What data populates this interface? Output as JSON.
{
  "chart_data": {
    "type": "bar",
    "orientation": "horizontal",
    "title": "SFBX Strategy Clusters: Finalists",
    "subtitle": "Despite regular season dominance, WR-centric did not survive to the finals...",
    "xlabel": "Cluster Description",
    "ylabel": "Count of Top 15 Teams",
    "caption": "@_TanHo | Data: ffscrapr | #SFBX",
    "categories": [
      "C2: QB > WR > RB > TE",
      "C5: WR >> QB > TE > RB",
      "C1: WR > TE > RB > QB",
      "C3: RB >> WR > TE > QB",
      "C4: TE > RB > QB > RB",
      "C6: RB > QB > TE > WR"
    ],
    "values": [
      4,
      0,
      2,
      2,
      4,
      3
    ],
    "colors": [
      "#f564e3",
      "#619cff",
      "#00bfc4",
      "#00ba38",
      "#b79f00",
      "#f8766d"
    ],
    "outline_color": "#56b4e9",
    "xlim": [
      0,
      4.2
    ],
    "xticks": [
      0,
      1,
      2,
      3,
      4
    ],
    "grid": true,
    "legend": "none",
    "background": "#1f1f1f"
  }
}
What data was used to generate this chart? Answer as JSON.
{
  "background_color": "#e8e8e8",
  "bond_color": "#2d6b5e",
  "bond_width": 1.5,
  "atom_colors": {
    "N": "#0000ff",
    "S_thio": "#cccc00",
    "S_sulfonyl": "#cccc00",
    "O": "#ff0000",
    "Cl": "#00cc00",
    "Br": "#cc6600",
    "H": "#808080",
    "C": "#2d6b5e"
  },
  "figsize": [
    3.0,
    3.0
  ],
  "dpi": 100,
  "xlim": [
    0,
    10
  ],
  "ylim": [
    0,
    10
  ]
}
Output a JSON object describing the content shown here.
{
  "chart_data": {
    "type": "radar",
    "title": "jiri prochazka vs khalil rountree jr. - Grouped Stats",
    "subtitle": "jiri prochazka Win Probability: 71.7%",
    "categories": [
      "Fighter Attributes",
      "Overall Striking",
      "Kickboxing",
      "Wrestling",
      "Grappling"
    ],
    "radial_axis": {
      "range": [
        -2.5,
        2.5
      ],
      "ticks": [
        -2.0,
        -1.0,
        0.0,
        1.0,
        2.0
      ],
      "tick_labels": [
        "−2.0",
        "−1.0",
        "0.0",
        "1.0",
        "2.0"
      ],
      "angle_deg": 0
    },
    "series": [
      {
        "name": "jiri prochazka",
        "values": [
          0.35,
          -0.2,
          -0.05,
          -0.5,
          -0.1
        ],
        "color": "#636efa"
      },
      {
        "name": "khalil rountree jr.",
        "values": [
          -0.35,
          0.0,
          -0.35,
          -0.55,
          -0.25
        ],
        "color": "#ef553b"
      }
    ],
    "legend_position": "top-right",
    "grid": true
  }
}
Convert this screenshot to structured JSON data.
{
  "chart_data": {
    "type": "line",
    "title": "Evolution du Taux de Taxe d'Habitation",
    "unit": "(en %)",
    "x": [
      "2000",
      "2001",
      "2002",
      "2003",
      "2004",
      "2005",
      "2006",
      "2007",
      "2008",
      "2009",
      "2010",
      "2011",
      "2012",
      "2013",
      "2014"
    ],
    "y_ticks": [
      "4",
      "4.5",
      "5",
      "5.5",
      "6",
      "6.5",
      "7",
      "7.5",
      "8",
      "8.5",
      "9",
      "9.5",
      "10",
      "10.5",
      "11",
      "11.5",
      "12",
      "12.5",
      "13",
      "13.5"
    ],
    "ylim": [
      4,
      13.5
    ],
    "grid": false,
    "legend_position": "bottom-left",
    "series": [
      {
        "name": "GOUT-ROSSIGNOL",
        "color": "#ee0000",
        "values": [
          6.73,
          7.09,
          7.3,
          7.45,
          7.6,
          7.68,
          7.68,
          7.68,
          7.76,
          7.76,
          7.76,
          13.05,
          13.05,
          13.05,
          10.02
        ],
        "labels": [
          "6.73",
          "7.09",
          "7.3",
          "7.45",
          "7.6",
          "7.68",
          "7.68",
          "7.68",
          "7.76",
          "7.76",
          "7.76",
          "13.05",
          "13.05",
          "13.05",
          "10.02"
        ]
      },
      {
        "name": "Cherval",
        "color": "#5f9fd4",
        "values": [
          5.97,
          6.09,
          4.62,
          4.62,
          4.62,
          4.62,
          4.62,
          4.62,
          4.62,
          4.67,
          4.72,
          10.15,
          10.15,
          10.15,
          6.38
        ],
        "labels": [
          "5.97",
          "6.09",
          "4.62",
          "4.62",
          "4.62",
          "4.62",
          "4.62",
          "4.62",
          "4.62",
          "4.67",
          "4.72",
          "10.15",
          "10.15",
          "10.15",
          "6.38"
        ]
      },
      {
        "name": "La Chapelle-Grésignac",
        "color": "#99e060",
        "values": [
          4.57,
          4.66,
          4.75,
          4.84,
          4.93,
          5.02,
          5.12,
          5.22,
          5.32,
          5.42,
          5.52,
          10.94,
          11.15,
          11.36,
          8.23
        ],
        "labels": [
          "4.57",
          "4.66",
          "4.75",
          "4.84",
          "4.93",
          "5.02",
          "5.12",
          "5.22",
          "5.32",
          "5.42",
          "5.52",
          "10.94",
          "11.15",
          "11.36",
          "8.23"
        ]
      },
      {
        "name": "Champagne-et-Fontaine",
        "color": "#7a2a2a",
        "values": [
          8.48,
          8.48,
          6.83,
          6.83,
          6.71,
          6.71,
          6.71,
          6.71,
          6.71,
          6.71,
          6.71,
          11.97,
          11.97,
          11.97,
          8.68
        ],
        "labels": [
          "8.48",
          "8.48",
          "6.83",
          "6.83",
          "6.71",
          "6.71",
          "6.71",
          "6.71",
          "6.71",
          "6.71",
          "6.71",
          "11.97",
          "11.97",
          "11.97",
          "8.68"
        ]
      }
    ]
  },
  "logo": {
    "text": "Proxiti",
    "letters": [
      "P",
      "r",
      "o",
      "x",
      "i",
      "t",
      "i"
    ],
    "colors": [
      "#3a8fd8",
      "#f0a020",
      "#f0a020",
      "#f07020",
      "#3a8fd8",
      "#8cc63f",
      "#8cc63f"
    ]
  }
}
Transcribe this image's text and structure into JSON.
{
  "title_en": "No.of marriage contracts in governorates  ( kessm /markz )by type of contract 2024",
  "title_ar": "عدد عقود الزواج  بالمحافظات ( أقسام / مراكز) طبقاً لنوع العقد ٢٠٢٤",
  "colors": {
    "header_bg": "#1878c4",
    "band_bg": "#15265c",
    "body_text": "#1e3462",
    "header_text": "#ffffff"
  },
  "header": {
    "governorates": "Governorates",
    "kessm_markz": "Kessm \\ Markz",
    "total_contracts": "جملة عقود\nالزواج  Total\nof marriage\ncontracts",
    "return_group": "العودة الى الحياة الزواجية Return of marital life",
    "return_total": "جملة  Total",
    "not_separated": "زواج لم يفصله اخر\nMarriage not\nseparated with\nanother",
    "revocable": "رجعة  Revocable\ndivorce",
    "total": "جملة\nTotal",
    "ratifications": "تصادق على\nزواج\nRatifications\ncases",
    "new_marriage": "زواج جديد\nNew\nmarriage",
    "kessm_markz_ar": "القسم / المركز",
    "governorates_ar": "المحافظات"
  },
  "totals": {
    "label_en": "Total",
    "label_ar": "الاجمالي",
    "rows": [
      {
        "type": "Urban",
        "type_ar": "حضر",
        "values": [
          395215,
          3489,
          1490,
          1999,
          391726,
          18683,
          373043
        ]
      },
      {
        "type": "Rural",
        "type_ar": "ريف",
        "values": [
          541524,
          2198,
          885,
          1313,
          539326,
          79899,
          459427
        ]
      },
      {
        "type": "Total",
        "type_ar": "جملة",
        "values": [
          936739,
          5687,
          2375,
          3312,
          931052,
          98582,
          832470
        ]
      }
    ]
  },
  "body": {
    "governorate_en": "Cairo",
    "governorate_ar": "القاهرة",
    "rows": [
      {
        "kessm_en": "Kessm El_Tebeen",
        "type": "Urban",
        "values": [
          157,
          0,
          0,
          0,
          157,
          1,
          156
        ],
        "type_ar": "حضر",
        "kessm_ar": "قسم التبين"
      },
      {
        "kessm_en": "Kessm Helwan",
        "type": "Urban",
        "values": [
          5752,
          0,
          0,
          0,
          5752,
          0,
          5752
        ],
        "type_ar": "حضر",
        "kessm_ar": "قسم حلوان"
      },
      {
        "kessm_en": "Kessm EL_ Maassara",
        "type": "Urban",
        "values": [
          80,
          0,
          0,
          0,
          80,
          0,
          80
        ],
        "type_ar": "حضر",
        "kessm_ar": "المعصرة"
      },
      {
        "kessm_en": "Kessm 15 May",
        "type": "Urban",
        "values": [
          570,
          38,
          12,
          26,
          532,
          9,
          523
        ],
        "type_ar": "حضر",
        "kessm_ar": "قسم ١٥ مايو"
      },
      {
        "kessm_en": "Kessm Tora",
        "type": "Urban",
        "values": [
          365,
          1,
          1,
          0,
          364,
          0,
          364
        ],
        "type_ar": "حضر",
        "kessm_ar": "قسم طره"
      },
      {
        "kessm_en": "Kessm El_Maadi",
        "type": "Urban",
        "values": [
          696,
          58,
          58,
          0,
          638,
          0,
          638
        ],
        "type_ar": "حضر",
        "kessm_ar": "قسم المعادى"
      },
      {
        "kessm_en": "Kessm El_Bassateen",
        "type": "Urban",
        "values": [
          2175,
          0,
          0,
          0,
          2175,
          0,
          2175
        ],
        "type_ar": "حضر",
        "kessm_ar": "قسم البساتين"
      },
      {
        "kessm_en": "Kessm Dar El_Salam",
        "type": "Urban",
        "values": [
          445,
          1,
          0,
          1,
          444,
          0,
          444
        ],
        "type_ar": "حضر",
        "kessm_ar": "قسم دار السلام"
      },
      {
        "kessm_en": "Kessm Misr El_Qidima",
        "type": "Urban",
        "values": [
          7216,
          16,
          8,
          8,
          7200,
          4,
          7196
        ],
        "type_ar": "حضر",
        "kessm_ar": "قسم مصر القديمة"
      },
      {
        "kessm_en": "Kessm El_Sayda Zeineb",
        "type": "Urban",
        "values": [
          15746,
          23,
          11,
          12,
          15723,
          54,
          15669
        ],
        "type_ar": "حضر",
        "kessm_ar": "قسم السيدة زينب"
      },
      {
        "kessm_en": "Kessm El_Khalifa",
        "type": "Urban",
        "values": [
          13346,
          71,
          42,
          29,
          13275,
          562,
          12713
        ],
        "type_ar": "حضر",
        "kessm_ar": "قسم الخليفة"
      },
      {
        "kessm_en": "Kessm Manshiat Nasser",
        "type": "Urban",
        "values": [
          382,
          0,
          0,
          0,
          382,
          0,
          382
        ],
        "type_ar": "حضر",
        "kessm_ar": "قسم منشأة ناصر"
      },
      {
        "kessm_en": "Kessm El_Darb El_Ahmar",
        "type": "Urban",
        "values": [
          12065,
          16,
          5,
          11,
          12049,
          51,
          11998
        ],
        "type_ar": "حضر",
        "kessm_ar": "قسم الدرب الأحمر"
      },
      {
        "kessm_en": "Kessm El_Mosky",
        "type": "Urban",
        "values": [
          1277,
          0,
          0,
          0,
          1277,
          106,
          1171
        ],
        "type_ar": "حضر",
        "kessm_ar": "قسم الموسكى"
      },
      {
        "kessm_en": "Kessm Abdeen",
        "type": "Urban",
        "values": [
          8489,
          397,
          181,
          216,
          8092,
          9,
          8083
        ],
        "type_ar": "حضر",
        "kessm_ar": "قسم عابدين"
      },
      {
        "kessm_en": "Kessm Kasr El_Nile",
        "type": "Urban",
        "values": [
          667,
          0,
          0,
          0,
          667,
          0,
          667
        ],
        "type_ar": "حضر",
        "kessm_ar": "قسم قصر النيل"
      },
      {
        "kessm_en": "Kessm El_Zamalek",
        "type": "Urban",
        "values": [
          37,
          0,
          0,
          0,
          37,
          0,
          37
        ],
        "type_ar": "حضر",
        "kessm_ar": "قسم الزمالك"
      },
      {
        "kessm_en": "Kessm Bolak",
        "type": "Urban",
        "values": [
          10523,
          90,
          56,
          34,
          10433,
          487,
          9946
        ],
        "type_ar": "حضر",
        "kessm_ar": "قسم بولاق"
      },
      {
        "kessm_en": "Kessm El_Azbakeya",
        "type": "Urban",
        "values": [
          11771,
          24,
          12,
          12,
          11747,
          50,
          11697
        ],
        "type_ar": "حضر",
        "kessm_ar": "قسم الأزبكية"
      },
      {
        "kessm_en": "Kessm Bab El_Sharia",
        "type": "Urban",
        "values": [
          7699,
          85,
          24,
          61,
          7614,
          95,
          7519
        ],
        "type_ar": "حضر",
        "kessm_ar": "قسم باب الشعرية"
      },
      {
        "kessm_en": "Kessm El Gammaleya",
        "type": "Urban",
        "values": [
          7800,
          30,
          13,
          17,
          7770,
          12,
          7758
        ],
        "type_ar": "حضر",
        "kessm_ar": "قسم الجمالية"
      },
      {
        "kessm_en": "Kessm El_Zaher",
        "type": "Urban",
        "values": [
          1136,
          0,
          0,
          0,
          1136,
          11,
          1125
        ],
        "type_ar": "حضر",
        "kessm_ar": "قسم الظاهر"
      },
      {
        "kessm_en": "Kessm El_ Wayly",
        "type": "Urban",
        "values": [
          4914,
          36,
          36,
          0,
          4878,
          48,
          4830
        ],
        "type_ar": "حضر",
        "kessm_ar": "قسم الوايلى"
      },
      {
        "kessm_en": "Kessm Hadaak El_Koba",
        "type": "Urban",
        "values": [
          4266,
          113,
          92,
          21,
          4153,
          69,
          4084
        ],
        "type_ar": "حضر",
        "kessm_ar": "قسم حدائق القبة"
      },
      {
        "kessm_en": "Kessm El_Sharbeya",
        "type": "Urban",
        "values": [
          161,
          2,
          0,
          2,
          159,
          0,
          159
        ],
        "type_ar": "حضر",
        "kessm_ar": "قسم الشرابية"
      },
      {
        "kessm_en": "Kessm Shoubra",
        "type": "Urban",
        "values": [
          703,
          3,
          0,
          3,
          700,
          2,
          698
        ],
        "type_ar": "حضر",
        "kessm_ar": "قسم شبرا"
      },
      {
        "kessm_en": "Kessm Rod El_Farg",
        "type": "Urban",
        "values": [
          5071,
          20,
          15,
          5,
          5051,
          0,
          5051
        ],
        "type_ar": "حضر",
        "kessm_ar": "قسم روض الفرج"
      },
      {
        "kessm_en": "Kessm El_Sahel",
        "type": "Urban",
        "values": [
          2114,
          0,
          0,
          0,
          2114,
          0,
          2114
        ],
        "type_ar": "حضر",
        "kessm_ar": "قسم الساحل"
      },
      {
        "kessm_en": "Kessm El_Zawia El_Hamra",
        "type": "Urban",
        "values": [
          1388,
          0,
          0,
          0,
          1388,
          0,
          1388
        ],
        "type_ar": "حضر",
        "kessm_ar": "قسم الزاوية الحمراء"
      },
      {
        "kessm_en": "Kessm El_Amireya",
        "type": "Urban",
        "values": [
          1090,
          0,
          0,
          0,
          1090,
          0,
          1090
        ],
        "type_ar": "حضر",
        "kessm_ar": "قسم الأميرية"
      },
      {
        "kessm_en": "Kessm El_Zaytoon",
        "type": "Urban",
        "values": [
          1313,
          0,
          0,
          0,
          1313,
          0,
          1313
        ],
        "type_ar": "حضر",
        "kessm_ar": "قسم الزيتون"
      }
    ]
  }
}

Your task:
Gather every line from the listing above in which the word "this" appears.

Right answer:
What data populates this interface? Output as JSON.
What data was used to generate this chart? Answer as JSON.
Convert this screenshot to structured JSON data.
Transcribe this image's text and structure into JSON.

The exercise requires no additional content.